--- WHAT THE TASK REQUIRES ---
Gather, from the data below, each line in which the word "style" occurs.

--- EXERCISE MATERIAL ---

--- START ---

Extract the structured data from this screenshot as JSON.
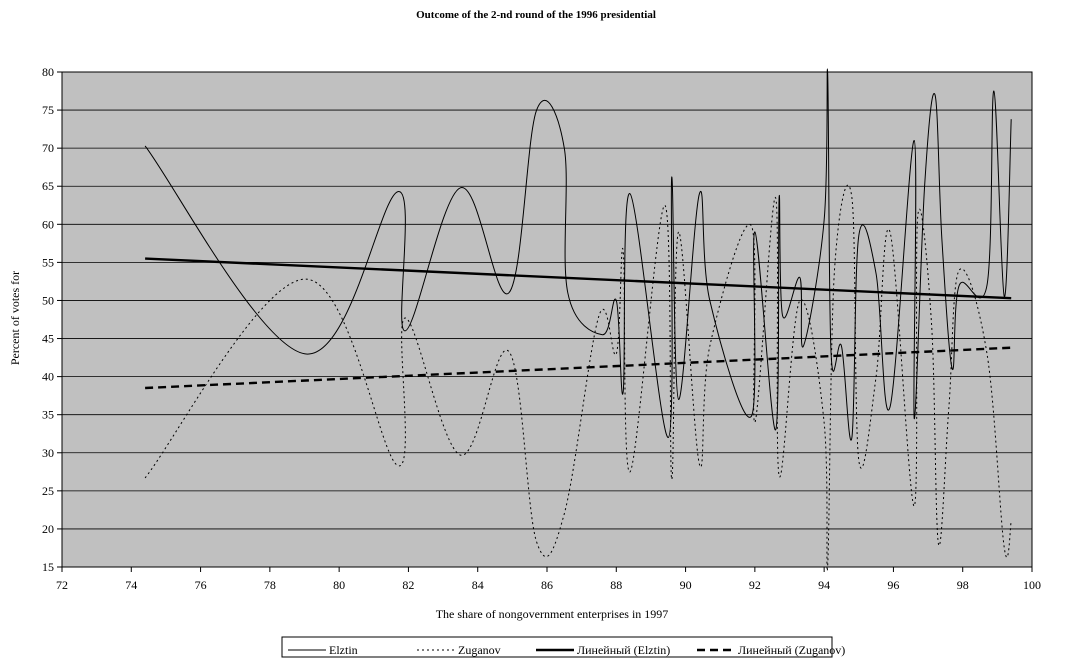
{
  "chart_data": {
    "type": "line",
    "title": "Outcome of the 2-nd round of the 1996 presidential",
    "xlabel": "The share of nongovernment enterprises in 1997",
    "ylabel": "Percent of votes for",
    "xlim": [
      72,
      100
    ],
    "ylim": [
      15,
      80
    ],
    "xticks": [
      72,
      74,
      76,
      78,
      80,
      82,
      84,
      86,
      88,
      90,
      92,
      94,
      96,
      98,
      100
    ],
    "yticks": [
      15,
      20,
      25,
      30,
      35,
      40,
      45,
      50,
      55,
      60,
      65,
      70,
      75,
      80
    ],
    "grid": "horizontal",
    "plot_background": "#c0c0c0",
    "legend_position": "bottom",
    "series": [
      {
        "name": "Elztin",
        "style": "solid",
        "stroke_width": 1,
        "color": "#000000",
        "smooth": true,
        "x": [
          74.4,
          79.0,
          81.7,
          81.9,
          83.5,
          84.9,
          85.7,
          86.5,
          86.6,
          87.6,
          88.0,
          88.2,
          88.4,
          89.5,
          89.6,
          89.8,
          90.4,
          90.7,
          91.9,
          92.0,
          92.6,
          92.7,
          92.8,
          93.3,
          93.4,
          94.0,
          94.1,
          94.2,
          94.5,
          94.8,
          95.0,
          95.5,
          95.9,
          96.6,
          96.6,
          96.9,
          97.2,
          97.4,
          97.7,
          97.9,
          98.7,
          98.9,
          99.2,
          99.4
        ],
        "y": [
          70.3,
          43.0,
          64.3,
          46.0,
          64.8,
          51.0,
          75.0,
          70.0,
          51.0,
          45.5,
          50.0,
          38.0,
          64.0,
          32.0,
          66.2,
          37.0,
          64.0,
          50.0,
          34.8,
          59.0,
          33.0,
          63.5,
          48.0,
          53.0,
          44.0,
          60.5,
          80.0,
          43.0,
          44.0,
          32.0,
          58.5,
          53.5,
          36.0,
          71.0,
          34.5,
          65.0,
          77.0,
          58.0,
          41.0,
          52.0,
          52.0,
          77.5,
          50.5,
          73.8
        ]
      },
      {
        "name": "Zuganov",
        "style": "dotted",
        "stroke_width": 1,
        "color": "#000000",
        "smooth": true,
        "x": [
          74.4,
          79.0,
          81.7,
          81.9,
          83.5,
          84.9,
          85.7,
          86.5,
          87.5,
          88.0,
          88.2,
          88.4,
          89.4,
          89.6,
          89.8,
          90.4,
          90.7,
          91.9,
          92.0,
          92.6,
          92.7,
          93.3,
          94.0,
          94.1,
          94.3,
          94.8,
          95.0,
          95.5,
          95.9,
          96.6,
          96.7,
          97.1,
          97.3,
          97.6,
          97.9,
          98.7,
          99.2,
          99.4
        ],
        "y": [
          26.7,
          52.8,
          28.3,
          47.7,
          29.7,
          43.3,
          18.3,
          22.0,
          48.0,
          43.0,
          56.5,
          27.5,
          62.5,
          26.5,
          59.0,
          28.5,
          44.0,
          59.8,
          34.0,
          63.5,
          27.0,
          50.0,
          34.0,
          15.0,
          54.0,
          63.5,
          29.0,
          40.0,
          59.0,
          23.0,
          61.0,
          47.0,
          18.0,
          36.0,
          54.0,
          43.0,
          17.5,
          21.0
        ]
      },
      {
        "name": "Линейный (Elztin)",
        "style": "solid",
        "stroke_width": 2.4,
        "color": "#000000",
        "smooth": false,
        "x": [
          74.4,
          99.4
        ],
        "y": [
          55.5,
          50.3
        ]
      },
      {
        "name": "Линейный (Zuganov)",
        "style": "dashed",
        "stroke_width": 2.4,
        "color": "#000000",
        "smooth": false,
        "x": [
          74.4,
          99.4
        ],
        "y": [
          38.5,
          43.8
        ]
      }
    ]
  }
}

--- END ---

--- TASK OUTPUT ---
        "style": "solid",
        "style": "dotted",
        "style": "solid",
        "style": "dashed",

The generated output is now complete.